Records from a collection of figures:
————————

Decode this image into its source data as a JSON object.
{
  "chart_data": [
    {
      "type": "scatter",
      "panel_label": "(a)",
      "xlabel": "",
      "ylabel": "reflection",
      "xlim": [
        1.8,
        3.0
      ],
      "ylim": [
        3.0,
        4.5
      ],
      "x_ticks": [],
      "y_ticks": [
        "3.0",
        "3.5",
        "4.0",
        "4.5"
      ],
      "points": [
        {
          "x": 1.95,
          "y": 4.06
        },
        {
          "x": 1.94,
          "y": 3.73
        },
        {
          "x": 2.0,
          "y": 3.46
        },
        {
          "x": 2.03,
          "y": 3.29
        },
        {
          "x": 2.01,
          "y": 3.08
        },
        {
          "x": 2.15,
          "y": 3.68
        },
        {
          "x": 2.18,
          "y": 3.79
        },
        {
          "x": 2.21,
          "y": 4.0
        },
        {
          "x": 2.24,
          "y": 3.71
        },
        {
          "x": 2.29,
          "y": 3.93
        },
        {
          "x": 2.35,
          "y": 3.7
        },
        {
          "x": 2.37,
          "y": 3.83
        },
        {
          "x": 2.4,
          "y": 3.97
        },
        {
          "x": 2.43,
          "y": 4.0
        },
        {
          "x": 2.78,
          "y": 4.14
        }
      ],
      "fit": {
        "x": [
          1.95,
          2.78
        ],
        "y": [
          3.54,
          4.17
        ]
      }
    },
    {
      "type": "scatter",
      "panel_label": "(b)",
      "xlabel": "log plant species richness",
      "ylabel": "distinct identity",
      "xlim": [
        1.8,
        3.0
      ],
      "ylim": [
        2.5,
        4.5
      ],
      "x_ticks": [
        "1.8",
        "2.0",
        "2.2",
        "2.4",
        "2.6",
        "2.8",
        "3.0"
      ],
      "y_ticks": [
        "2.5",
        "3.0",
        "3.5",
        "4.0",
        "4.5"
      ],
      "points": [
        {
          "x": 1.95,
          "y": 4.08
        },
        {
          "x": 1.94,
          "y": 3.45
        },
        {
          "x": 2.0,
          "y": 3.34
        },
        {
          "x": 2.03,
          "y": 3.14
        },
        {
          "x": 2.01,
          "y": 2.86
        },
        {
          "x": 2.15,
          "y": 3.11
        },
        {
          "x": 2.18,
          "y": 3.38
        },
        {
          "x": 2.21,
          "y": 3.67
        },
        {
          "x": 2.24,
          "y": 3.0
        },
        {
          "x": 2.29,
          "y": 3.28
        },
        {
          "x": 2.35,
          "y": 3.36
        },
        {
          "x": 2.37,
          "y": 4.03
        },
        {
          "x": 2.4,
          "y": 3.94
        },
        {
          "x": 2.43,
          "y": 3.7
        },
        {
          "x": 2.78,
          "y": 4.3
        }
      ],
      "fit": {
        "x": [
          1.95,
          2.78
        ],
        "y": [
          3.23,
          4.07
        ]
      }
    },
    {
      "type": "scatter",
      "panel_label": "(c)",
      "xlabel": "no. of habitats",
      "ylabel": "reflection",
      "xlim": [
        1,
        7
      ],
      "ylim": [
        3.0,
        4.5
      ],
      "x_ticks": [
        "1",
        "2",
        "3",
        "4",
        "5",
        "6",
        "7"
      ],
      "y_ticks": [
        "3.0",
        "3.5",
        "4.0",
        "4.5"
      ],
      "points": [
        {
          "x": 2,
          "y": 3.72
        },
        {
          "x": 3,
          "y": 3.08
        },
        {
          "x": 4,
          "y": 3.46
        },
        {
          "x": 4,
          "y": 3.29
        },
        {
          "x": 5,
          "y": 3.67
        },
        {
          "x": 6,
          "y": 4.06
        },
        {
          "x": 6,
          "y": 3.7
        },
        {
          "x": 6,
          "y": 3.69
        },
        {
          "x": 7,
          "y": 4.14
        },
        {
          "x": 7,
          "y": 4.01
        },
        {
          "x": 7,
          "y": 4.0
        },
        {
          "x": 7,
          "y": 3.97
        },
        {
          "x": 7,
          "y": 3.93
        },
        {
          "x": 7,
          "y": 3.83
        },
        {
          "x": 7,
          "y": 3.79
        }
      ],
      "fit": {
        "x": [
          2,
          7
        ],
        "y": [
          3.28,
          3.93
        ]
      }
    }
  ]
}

————————

## DIRECTIONS
Count the lines of the listing above that include the word "xlabel" and state the total with nothing else.

## RESULT OF THE EXERCISE
3